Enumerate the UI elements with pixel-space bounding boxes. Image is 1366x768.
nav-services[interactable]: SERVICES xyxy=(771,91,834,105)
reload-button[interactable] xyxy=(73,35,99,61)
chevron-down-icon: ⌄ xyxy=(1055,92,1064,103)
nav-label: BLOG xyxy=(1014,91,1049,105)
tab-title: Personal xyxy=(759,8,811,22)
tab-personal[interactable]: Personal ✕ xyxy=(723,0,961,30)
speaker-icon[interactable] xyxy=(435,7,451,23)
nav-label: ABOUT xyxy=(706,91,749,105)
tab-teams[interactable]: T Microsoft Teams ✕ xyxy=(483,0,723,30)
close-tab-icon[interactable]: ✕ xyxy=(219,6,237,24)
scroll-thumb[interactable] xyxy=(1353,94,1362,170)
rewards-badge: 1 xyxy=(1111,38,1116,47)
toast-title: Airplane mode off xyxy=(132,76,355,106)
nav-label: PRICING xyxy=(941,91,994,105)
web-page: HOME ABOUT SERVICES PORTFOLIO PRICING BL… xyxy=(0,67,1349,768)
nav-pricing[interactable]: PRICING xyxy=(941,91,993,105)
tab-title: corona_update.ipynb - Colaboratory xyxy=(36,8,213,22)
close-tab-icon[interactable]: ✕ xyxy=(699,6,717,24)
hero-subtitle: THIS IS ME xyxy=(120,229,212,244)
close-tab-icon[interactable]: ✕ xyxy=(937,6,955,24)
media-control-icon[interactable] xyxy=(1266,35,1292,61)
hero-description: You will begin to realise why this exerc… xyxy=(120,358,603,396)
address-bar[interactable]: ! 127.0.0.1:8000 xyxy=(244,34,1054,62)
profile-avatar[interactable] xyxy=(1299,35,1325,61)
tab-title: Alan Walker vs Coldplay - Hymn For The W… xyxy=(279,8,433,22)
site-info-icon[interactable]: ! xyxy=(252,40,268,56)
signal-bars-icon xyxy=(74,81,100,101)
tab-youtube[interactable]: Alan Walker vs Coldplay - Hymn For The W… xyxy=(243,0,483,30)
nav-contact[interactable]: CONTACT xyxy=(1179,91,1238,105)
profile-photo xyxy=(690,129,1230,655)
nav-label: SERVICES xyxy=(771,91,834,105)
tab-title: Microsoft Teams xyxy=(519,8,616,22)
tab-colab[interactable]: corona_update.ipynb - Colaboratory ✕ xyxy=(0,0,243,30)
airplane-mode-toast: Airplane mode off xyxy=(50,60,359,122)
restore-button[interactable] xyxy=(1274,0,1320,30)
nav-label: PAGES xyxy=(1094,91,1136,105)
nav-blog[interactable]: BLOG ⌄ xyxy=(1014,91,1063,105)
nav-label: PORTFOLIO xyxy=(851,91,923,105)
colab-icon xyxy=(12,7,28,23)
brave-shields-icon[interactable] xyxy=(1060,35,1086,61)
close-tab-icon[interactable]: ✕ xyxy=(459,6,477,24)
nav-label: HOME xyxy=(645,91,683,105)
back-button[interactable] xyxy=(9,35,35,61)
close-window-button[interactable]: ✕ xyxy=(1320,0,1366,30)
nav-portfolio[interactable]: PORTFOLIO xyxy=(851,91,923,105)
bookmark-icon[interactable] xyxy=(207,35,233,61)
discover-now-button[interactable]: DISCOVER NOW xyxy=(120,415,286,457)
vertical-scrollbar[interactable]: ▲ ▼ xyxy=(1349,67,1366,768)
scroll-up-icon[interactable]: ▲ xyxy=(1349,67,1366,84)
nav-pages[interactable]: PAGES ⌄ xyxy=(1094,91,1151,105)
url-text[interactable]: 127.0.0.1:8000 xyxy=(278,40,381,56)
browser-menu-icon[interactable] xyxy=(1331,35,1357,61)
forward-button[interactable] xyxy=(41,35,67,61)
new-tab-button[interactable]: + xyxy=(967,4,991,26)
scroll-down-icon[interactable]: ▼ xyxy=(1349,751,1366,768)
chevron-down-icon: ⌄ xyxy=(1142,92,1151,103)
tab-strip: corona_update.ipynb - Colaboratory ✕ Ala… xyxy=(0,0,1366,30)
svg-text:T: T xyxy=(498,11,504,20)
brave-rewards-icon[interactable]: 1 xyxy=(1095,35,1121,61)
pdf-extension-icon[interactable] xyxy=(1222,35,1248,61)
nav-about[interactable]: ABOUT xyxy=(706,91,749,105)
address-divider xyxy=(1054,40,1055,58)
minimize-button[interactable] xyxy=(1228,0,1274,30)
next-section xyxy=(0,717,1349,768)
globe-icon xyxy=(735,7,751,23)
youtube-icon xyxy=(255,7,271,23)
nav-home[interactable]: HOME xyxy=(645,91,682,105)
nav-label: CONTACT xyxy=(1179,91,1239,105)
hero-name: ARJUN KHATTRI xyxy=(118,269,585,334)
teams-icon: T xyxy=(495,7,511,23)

──────────

Problem statement: Rewrite all of the entries above as a numbered list, omitting any blank lines.

Task solution:
1. Enumerate the UI elements with pixel-space bounding boxes. Image is 1366x768.
2. nav-services[interactable]: SERVICES xyxy=(771,91,834,105)
3. reload-button[interactable] xyxy=(73,35,99,61)
4. chevron-down-icon: ⌄ xyxy=(1055,92,1064,103)
5. nav-label: BLOG xyxy=(1014,91,1049,105)
6. tab-title: Personal xyxy=(759,8,811,22)
7. tab-personal[interactable]: Personal ✕ xyxy=(723,0,961,30)
8. speaker-icon[interactable] xyxy=(435,7,451,23)
9. nav-label: ABOUT xyxy=(706,91,749,105)
10. tab-teams[interactable]: T Microsoft Teams ✕ xyxy=(483,0,723,30)
11. close-tab-icon[interactable]: ✕ xyxy=(219,6,237,24)
12. scroll-thumb[interactable] xyxy=(1353,94,1362,170)
13. rewards-badge: 1 xyxy=(1111,38,1116,47)
14. toast-title: Airplane mode off xyxy=(132,76,355,106)
15. nav-label: PRICING xyxy=(941,91,994,105)
16. web-page: HOME ABOUT SERVICES PORTFOLIO PRICING BL… xyxy=(0,67,1349,768)
17. nav-pricing[interactable]: PRICING xyxy=(941,91,993,105)
18. tab-title: corona_update.ipynb - Colaboratory xyxy=(36,8,213,22)
19. close-tab-icon[interactable]: ✕ xyxy=(699,6,717,24)
20. hero-subtitle: THIS IS ME xyxy=(120,229,212,244)
21. close-tab-icon[interactable]: ✕ xyxy=(937,6,955,24)
22. media-control-icon[interactable] xyxy=(1266,35,1292,61)
23. hero-description: You will begin to realise why this exerc… xyxy=(120,358,603,396)
24. address-bar[interactable]: ! 127.0.0.1:8000 xyxy=(244,34,1054,62)
25. profile-avatar[interactable] xyxy=(1299,35,1325,61)
26. tab-title: Alan Walker vs Coldplay - Hymn For The W… xyxy=(279,8,433,22)
27. site-info-icon[interactable]: ! xyxy=(252,40,268,56)
28. signal-bars-icon xyxy=(74,81,100,101)
29. tab-youtube[interactable]: Alan Walker vs Coldplay - Hymn For The W… xyxy=(243,0,483,30)
30. nav-contact[interactable]: CONTACT xyxy=(1179,91,1238,105)
31. profile-photo xyxy=(690,129,1230,655)
32. nav-label: SERVICES xyxy=(771,91,834,105)
33. tab-title: Microsoft Teams xyxy=(519,8,616,22)
34. tab-colab[interactable]: corona_update.ipynb - Colaboratory ✕ xyxy=(0,0,243,30)
35. airplane-mode-toast: Airplane mode off xyxy=(50,60,359,122)
36. restore-button[interactable] xyxy=(1274,0,1320,30)
37. nav-label: PAGES xyxy=(1094,91,1136,105)
38. nav-blog[interactable]: BLOG ⌄ xyxy=(1014,91,1063,105)
39. nav-label: PORTFOLIO xyxy=(851,91,923,105)
40. colab-icon xyxy=(12,7,28,23)
41. brave-shields-icon[interactable] xyxy=(1060,35,1086,61)
42. close-tab-icon[interactable]: ✕ xyxy=(459,6,477,24)
43. nav-label: HOME xyxy=(645,91,683,105)
44. back-button[interactable] xyxy=(9,35,35,61)
45. close-window-button[interactable]: ✕ xyxy=(1320,0,1366,30)
46. nav-portfolio[interactable]: PORTFOLIO xyxy=(851,91,923,105)
47. bookmark-icon[interactable] xyxy=(207,35,233,61)
48. discover-now-button[interactable]: DISCOVER NOW xyxy=(120,415,286,457)
49. vertical-scrollbar[interactable]: ▲ ▼ xyxy=(1349,67,1366,768)
50. scroll-up-icon[interactable]: ▲ xyxy=(1349,67,1366,84)
51. nav-pages[interactable]: PAGES ⌄ xyxy=(1094,91,1151,105)
52. url-text[interactable]: 127.0.0.1:8000 xyxy=(278,40,381,56)
53. browser-menu-icon[interactable] xyxy=(1331,35,1357,61)
54. forward-button[interactable] xyxy=(41,35,67,61)
55. new-tab-button[interactable]: + xyxy=(967,4,991,26)
56. scroll-down-icon[interactable]: ▼ xyxy=(1349,751,1366,768)
57. chevron-down-icon: ⌄ xyxy=(1142,92,1151,103)
58. tab-strip: corona_update.ipynb - Colaboratory ✕ Ala… xyxy=(0,0,1366,30)
59. svg-text:T: T xyxy=(498,11,504,20)
60. brave-rewards-icon[interactable]: 1 xyxy=(1095,35,1121,61)
61. pdf-extension-icon[interactable] xyxy=(1222,35,1248,61)
62. nav-about[interactable]: ABOUT xyxy=(706,91,749,105)
63. address-divider xyxy=(1054,40,1055,58)
64. minimize-button[interactable] xyxy=(1228,0,1274,30)
65. next-section xyxy=(0,717,1349,768)
66. globe-icon xyxy=(735,7,751,23)
67. youtube-icon xyxy=(255,7,271,23)
68. nav-home[interactable]: HOME xyxy=(645,91,682,105)
69. nav-label: CONTACT xyxy=(1179,91,1239,105)
70. hero-name: ARJUN KHATTRI xyxy=(118,269,585,334)
71. teams-icon: T xyxy=(495,7,511,23)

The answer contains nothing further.